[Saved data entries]
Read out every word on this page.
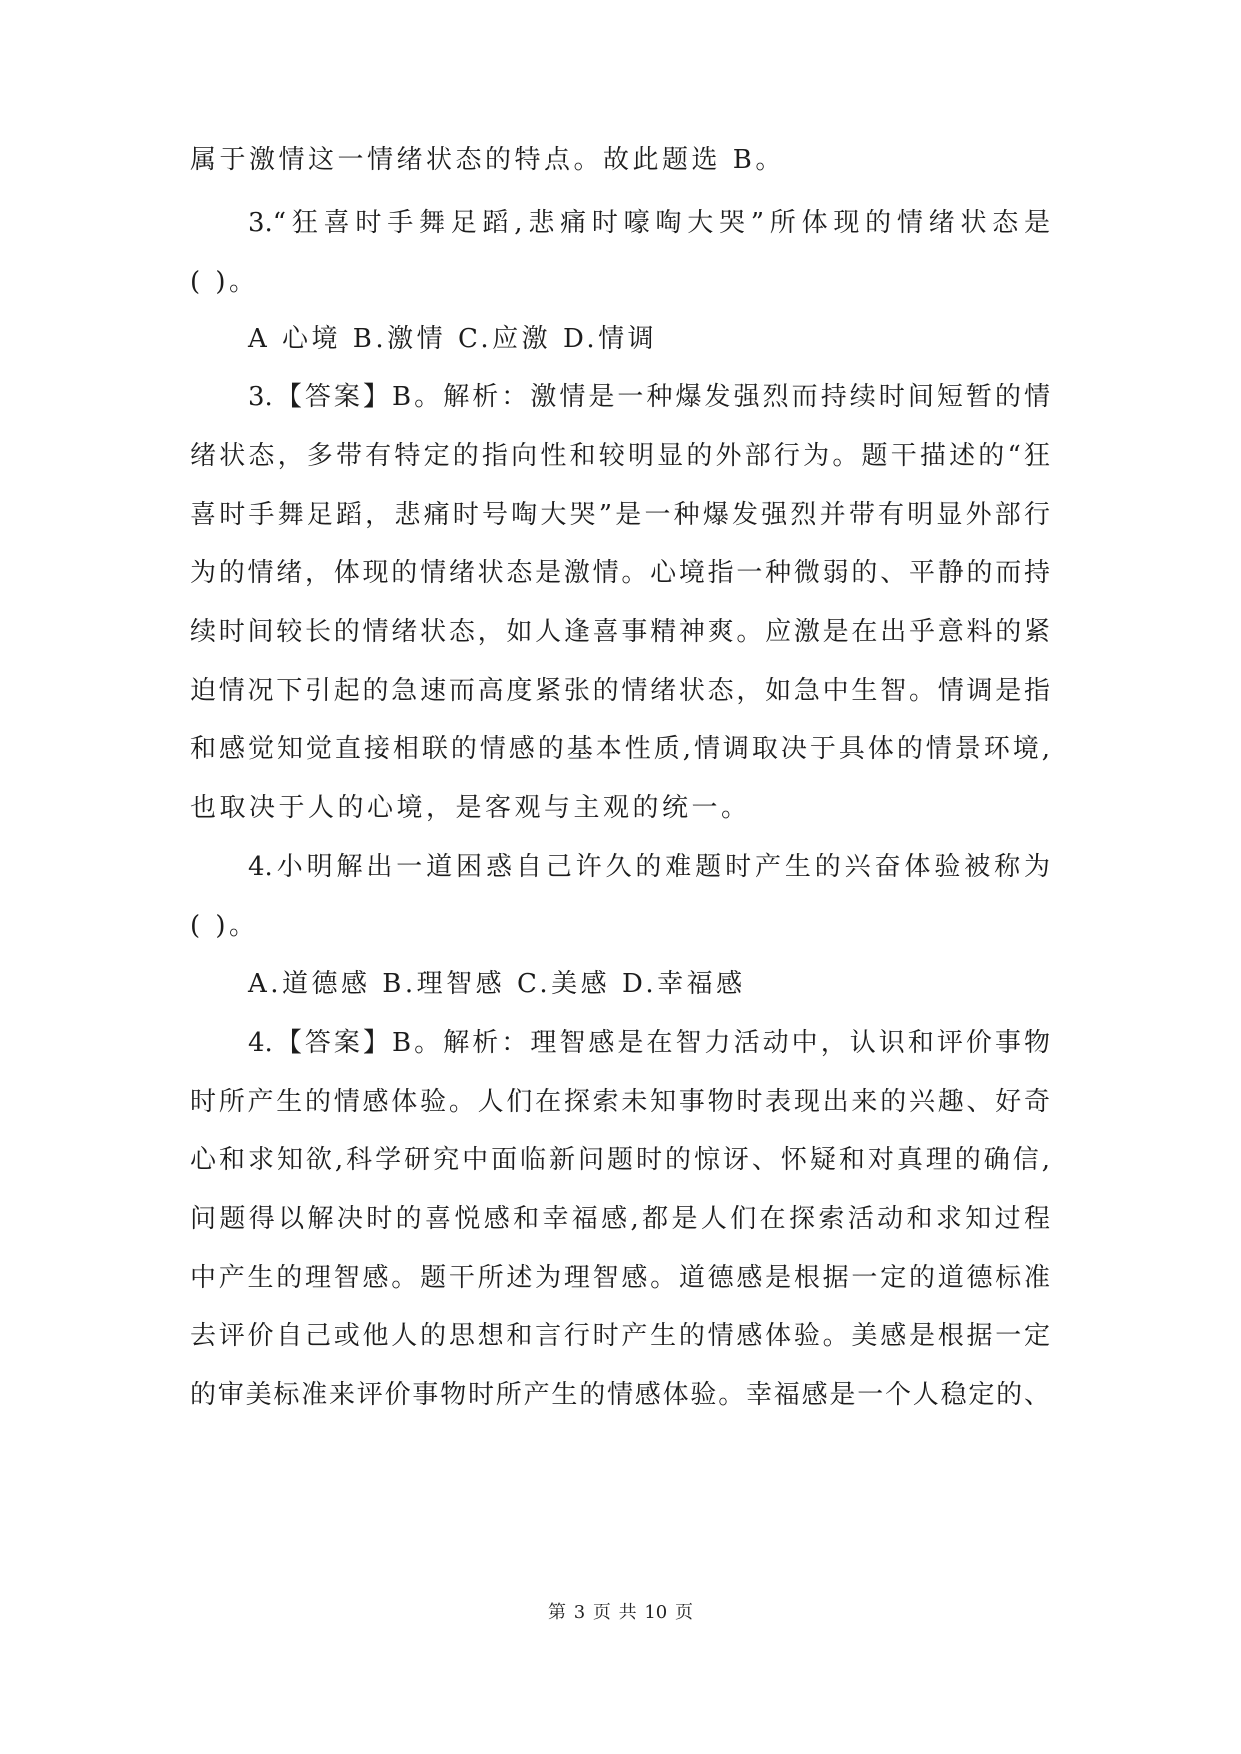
属于激情这一情绪状态的特点。故此题选 B。
3.“狂喜时手舞足蹈,悲痛时嚎啕大哭”所体现的情绪状态是
( )。
A 心境 B.激情 C.应激 D.情调
3.【答案】B。解析：激情是一种爆发强烈而持续时间短暂的情
绪状态，多带有特定的指向性和较明显的外部行为。题干描述的“狂
喜时手舞足蹈，悲痛时号啕大哭”是一种爆发强烈并带有明显外部行
为的情绪，体现的情绪状态是激情。心境指一种微弱的、平静的而持
续时间较长的情绪状态，如人逢喜事精神爽。应激是在出乎意料的紧
迫情况下引起的急速而高度紧张的情绪状态，如急中生智。情调是指
和感觉知觉直接相联的情感的基本性质,情调取决于具体的情景环境,
也取决于人的心境，是客观与主观的统一。
4.小明解出一道困惑自己许久的难题时产生的兴奋体验被称为
( )。
A.道德感 B.理智感 C.美感 D.幸福感
4.【答案】B。解析：理智感是在智力活动中，认识和评价事物
时所产生的情感体验。人们在探索未知事物时表现出来的兴趣、好奇
心和求知欲,科学研究中面临新问题时的惊讶、怀疑和对真理的确信,
问题得以解决时的喜悦感和幸福感,都是人们在探索活动和求知过程
中产生的理智感。题干所述为理智感。道德感是根据一定的道德标准
去评价自己或他人的思想和言行时产生的情感体验。美感是根据一定
的审美标准来评价事物时所产生的情感体验。幸福感是一个人稳定的、
第 3 页 共 10 页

EXERCISE DESCRIPTION:
Write out the data precisely as given, excluding the pictures.

EXERCISE RESPONSE:
Read out every word on this page.
属于激情这一情绪状态的特点。故此题选 B。
3.“狂喜时手舞足蹈,悲痛时嚎啕大哭”所体现的情绪状态是
( )。
A 心境 B.激情 C.应激 D.情调
3.【答案】B。解析：激情是一种爆发强烈而持续时间短暂的情
绪状态，多带有特定的指向性和较明显的外部行为。题干描述的“狂
喜时手舞足蹈，悲痛时号啕大哭”是一种爆发强烈并带有明显外部行
为的情绪，体现的情绪状态是激情。心境指一种微弱的、平静的而持
续时间较长的情绪状态，如人逢喜事精神爽。应激是在出乎意料的紧
迫情况下引起的急速而高度紧张的情绪状态，如急中生智。情调是指
和感觉知觉直接相联的情感的基本性质,情调取决于具体的情景环境,
也取决于人的心境，是客观与主观的统一。
4.小明解出一道困惑自己许久的难题时产生的兴奋体验被称为
( )。
A.道德感 B.理智感 C.美感 D.幸福感
4.【答案】B。解析：理智感是在智力活动中，认识和评价事物
时所产生的情感体验。人们在探索未知事物时表现出来的兴趣、好奇
心和求知欲,科学研究中面临新问题时的惊讶、怀疑和对真理的确信,
问题得以解决时的喜悦感和幸福感,都是人们在探索活动和求知过程
中产生的理智感。题干所述为理智感。道德感是根据一定的道德标准
去评价自己或他人的思想和言行时产生的情感体验。美感是根据一定
的审美标准来评价事物时所产生的情感体验。幸福感是一个人稳定的、
第 3 页 共 10 页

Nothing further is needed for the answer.